THE TASK >> Select, from the material below, each line with "JSON" in it.

DATA SHOWN >>
++++

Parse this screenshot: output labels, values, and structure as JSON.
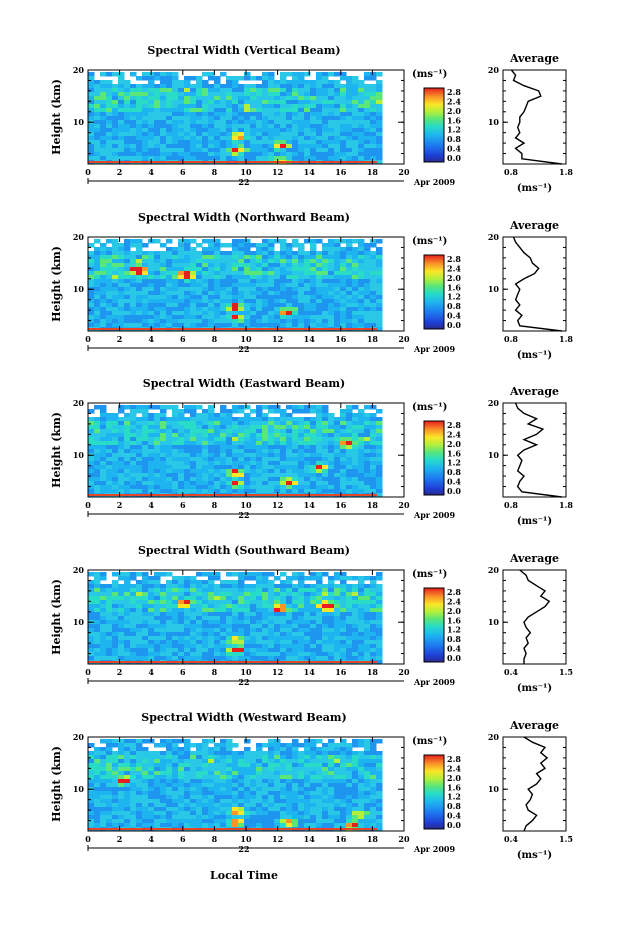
{
  "chart_data": [
    {
      "type": "heatmap",
      "title": "Spectral Width (Vertical Beam)",
      "ylabel": "Height (km)",
      "x_ticks": [
        "0",
        "2",
        "4",
        "6",
        "8",
        "10",
        "12",
        "14",
        "16",
        "18",
        "20"
      ],
      "xlim": [
        0,
        20
      ],
      "ylim": [
        2,
        20
      ],
      "y_ticks": [
        "10",
        "20"
      ],
      "date_day": "22",
      "date_label": "Apr 2009",
      "colorbar_unit": "(ms⁻¹)",
      "colorbar_ticks": [
        "2.8",
        "2.4",
        "2.0",
        "1.6",
        "1.2",
        "0.8",
        "0.4",
        "0.0"
      ],
      "hotspots": [
        [
          9.3,
          5
        ],
        [
          9.3,
          7.5
        ],
        [
          12,
          3
        ],
        [
          12,
          6
        ]
      ],
      "avg": {
        "title": "Average",
        "xlabel": "(ms⁻¹)",
        "x_ticks": [
          "0.8",
          "1.8"
        ],
        "xlim": [
          0.5,
          2.0
        ],
        "y_ticks": [
          "10",
          "20"
        ],
        "heights": [
          2,
          3,
          4,
          5,
          6,
          7,
          8,
          9,
          10,
          11,
          12,
          13,
          14,
          15,
          16,
          17,
          18,
          19,
          20
        ],
        "values": [
          1.9,
          0.95,
          0.95,
          0.8,
          1.0,
          0.8,
          0.9,
          0.85,
          0.9,
          0.9,
          1.0,
          1.05,
          1.1,
          1.4,
          1.35,
          1.0,
          0.75,
          0.8,
          0.7
        ]
      }
    },
    {
      "type": "heatmap",
      "title": "Spectral Width (Northward Beam)",
      "ylabel": "Height (km)",
      "x_ticks": [
        "0",
        "2",
        "4",
        "6",
        "8",
        "10",
        "12",
        "14",
        "16",
        "18",
        "20"
      ],
      "xlim": [
        0,
        20
      ],
      "ylim": [
        2,
        20
      ],
      "y_ticks": [
        "10",
        "20"
      ],
      "date_day": "22",
      "date_label": "Apr 2009",
      "colorbar_unit": "(ms⁻¹)",
      "colorbar_ticks": [
        "2.8",
        "2.4",
        "2.0",
        "1.6",
        "1.2",
        "0.8",
        "0.4",
        "0.0"
      ],
      "hotspots": [
        [
          9.2,
          5
        ],
        [
          9.2,
          7
        ],
        [
          12.5,
          6
        ],
        [
          6,
          13
        ],
        [
          3,
          14
        ]
      ],
      "avg": {
        "title": "Average",
        "xlabel": "(ms⁻¹)",
        "x_ticks": [
          "0.8",
          "1.8"
        ],
        "xlim": [
          0.5,
          2.0
        ],
        "y_ticks": [
          "10",
          "20"
        ],
        "heights": [
          2,
          3,
          4,
          5,
          6,
          7,
          8,
          9,
          10,
          11,
          12,
          13,
          14,
          15,
          16,
          17,
          18,
          19,
          20
        ],
        "values": [
          1.9,
          0.9,
          0.85,
          0.95,
          0.8,
          0.9,
          0.8,
          0.85,
          0.9,
          0.8,
          1.0,
          1.25,
          1.35,
          1.2,
          1.15,
          1.0,
          0.9,
          0.8,
          0.75
        ]
      }
    },
    {
      "type": "heatmap",
      "title": "Spectral Width (Eastward Beam)",
      "ylabel": "Height (km)",
      "x_ticks": [
        "0",
        "2",
        "4",
        "6",
        "8",
        "10",
        "12",
        "14",
        "16",
        "18",
        "20"
      ],
      "xlim": [
        0,
        20
      ],
      "ylim": [
        2,
        20
      ],
      "y_ticks": [
        "10",
        "20"
      ],
      "date_day": "22",
      "date_label": "Apr 2009",
      "colorbar_unit": "(ms⁻¹)",
      "colorbar_ticks": [
        "2.8",
        "2.4",
        "2.0",
        "1.6",
        "1.2",
        "0.8",
        "0.4",
        "0.0"
      ],
      "hotspots": [
        [
          9.2,
          5
        ],
        [
          9.2,
          7
        ],
        [
          12.5,
          5
        ],
        [
          16.3,
          12.5
        ],
        [
          14.5,
          8
        ]
      ],
      "avg": {
        "title": "Average",
        "xlabel": "(ms⁻¹)",
        "x_ticks": [
          "0.8",
          "1.8"
        ],
        "xlim": [
          0.5,
          2.0
        ],
        "y_ticks": [
          "10",
          "20"
        ],
        "heights": [
          2,
          3,
          4,
          5,
          6,
          7,
          8,
          9,
          10,
          11,
          12,
          13,
          14,
          15,
          16,
          17,
          18,
          19,
          20
        ],
        "values": [
          1.9,
          0.95,
          0.85,
          0.9,
          1.0,
          0.85,
          0.9,
          0.95,
          0.85,
          1.0,
          1.3,
          1.0,
          1.3,
          1.45,
          1.1,
          1.3,
          1.0,
          0.85,
          0.8
        ]
      }
    },
    {
      "type": "heatmap",
      "title": "Spectral Width (Southward Beam)",
      "ylabel": "Height (km)",
      "x_ticks": [
        "0",
        "2",
        "4",
        "6",
        "8",
        "10",
        "12",
        "14",
        "16",
        "18",
        "20"
      ],
      "xlim": [
        0,
        20
      ],
      "ylim": [
        2,
        20
      ],
      "y_ticks": [
        "10",
        "20"
      ],
      "date_day": "22",
      "date_label": "Apr 2009",
      "colorbar_unit": "(ms⁻¹)",
      "colorbar_ticks": [
        "2.8",
        "2.4",
        "2.0",
        "1.6",
        "1.2",
        "0.8",
        "0.4",
        "0.0"
      ],
      "hotspots": [
        [
          9.2,
          5
        ],
        [
          9.2,
          7
        ],
        [
          12,
          13
        ],
        [
          6,
          14
        ],
        [
          15,
          13.5
        ]
      ],
      "avg": {
        "title": "Average",
        "xlabel": "(ms⁻¹)",
        "x_ticks": [
          "0.4",
          "1.5"
        ],
        "xlim": [
          0.2,
          1.7
        ],
        "y_ticks": [
          "10",
          "20"
        ],
        "heights": [
          2,
          3,
          4,
          5,
          6,
          7,
          8,
          9,
          10,
          11,
          12,
          13,
          14,
          15,
          16,
          17,
          18,
          19,
          20
        ],
        "values": [
          0.7,
          0.7,
          0.75,
          0.7,
          0.8,
          0.75,
          0.85,
          0.75,
          0.7,
          0.8,
          1.0,
          1.2,
          1.3,
          1.1,
          1.2,
          1.0,
          0.8,
          0.75,
          0.6
        ]
      }
    },
    {
      "type": "heatmap",
      "title": "Spectral Width (Westward Beam)",
      "ylabel": "Height (km)",
      "x_ticks": [
        "0",
        "2",
        "4",
        "6",
        "8",
        "10",
        "12",
        "14",
        "16",
        "18",
        "20"
      ],
      "xlim": [
        0,
        20
      ],
      "ylim": [
        2,
        20
      ],
      "y_ticks": [
        "10",
        "20"
      ],
      "date_day": "22",
      "date_label": "Apr 2009",
      "colorbar_unit": "(ms⁻¹)",
      "colorbar_ticks": [
        "2.8",
        "2.4",
        "2.0",
        "1.6",
        "1.2",
        "0.8",
        "0.4",
        "0.0"
      ],
      "hotspots": [
        [
          9.2,
          4
        ],
        [
          9.2,
          6
        ],
        [
          12.5,
          4
        ],
        [
          16.5,
          3.5
        ],
        [
          17,
          5.5
        ],
        [
          2,
          12
        ]
      ],
      "avg": {
        "title": "Average",
        "xlabel": "(ms⁻¹)",
        "x_ticks": [
          "0.4",
          "1.5"
        ],
        "xlim": [
          0.2,
          1.7
        ],
        "y_ticks": [
          "10",
          "20"
        ],
        "heights": [
          2,
          3,
          4,
          5,
          6,
          7,
          8,
          9,
          10,
          11,
          12,
          13,
          14,
          15,
          16,
          17,
          18,
          19,
          20
        ],
        "values": [
          0.7,
          0.75,
          0.9,
          1.0,
          0.8,
          0.75,
          0.85,
          0.9,
          0.8,
          1.0,
          1.1,
          1.0,
          1.2,
          1.1,
          1.25,
          1.1,
          1.2,
          0.9,
          0.7
        ]
      }
    }
  ],
  "figure": {
    "xlabel": "Local Time"
  }
}
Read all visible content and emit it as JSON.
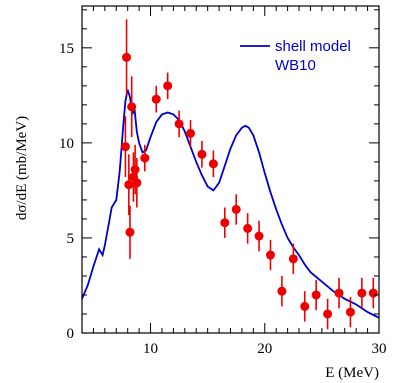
{
  "chart_data": {
    "type": "scatter",
    "xlabel": "E (MeV)",
    "ylabel": "dσ/dE (mb/MeV)",
    "xlim": [
      4,
      30
    ],
    "ylim": [
      0,
      17.2
    ],
    "xticks": [
      10,
      20,
      30
    ],
    "yticks": [
      0,
      5,
      10,
      15
    ],
    "colors": {
      "curve": "#0000cc",
      "points": "#ee0000"
    },
    "legend": {
      "placement": "top-right",
      "line1": "shell model",
      "line2": "WB10"
    },
    "series": [
      {
        "name": "shell model WB10",
        "kind": "line",
        "x": [
          4.0,
          4.5,
          5.0,
          5.5,
          5.8,
          6.0,
          6.3,
          6.6,
          7.0,
          7.3,
          7.6,
          7.8,
          8.0,
          8.2,
          8.4,
          8.6,
          8.8,
          9.0,
          9.3,
          9.6,
          10.0,
          10.5,
          11.0,
          11.5,
          12.0,
          12.5,
          13.0,
          13.5,
          14.0,
          14.5,
          15.0,
          15.5,
          16.0,
          16.5,
          17.0,
          17.5,
          18.0,
          18.3,
          18.6,
          19.0,
          19.5,
          20.0,
          20.5,
          21.0,
          21.5,
          22.0,
          22.5,
          23.0,
          23.5,
          24.0,
          25.0,
          26.0,
          27.0,
          28.0,
          29.0,
          30.0
        ],
        "y": [
          1.8,
          2.5,
          3.5,
          4.4,
          4.1,
          4.6,
          5.6,
          6.6,
          7.0,
          8.5,
          10.8,
          12.2,
          12.8,
          12.4,
          11.5,
          11.8,
          10.6,
          10.0,
          9.5,
          9.6,
          10.3,
          11.1,
          11.5,
          11.6,
          11.5,
          11.2,
          10.6,
          9.8,
          9.0,
          8.3,
          7.7,
          7.5,
          7.9,
          8.8,
          9.7,
          10.4,
          10.8,
          10.9,
          10.8,
          10.4,
          9.5,
          8.4,
          7.4,
          6.5,
          5.7,
          5.0,
          4.5,
          4.1,
          3.6,
          3.2,
          2.7,
          2.2,
          1.8,
          1.5,
          1.1,
          0.8
        ]
      },
      {
        "name": "data",
        "kind": "points",
        "x": [
          7.8,
          7.9,
          8.1,
          8.2,
          8.35,
          8.5,
          8.65,
          8.8,
          9.5,
          10.5,
          11.5,
          12.5,
          13.5,
          14.5,
          15.5,
          16.5,
          17.5,
          18.5,
          19.5,
          20.5,
          21.5,
          22.5,
          23.5,
          24.5,
          25.5,
          26.5,
          27.5,
          28.5,
          29.5
        ],
        "y": [
          9.8,
          14.5,
          7.8,
          5.3,
          11.9,
          8.2,
          8.6,
          7.9,
          9.2,
          12.3,
          13.0,
          11.0,
          10.5,
          9.4,
          8.9,
          5.8,
          6.5,
          5.5,
          5.1,
          4.1,
          2.2,
          3.9,
          1.4,
          2.0,
          1.0,
          2.1,
          1.1,
          2.1,
          2.1
        ],
        "err": [
          1.6,
          2.0,
          1.6,
          1.4,
          1.6,
          1.3,
          1.3,
          1.3,
          0.7,
          0.7,
          0.7,
          0.7,
          0.7,
          0.7,
          0.7,
          0.8,
          0.8,
          0.8,
          0.8,
          0.8,
          0.8,
          0.8,
          0.8,
          0.8,
          0.8,
          0.8,
          0.8,
          0.8,
          0.8
        ]
      }
    ]
  }
}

++++

EXERCISE SOLUTION >>
Parse this screenshot: output labels, values, and structure as JSON.
Read all visible content and emit it as JSON.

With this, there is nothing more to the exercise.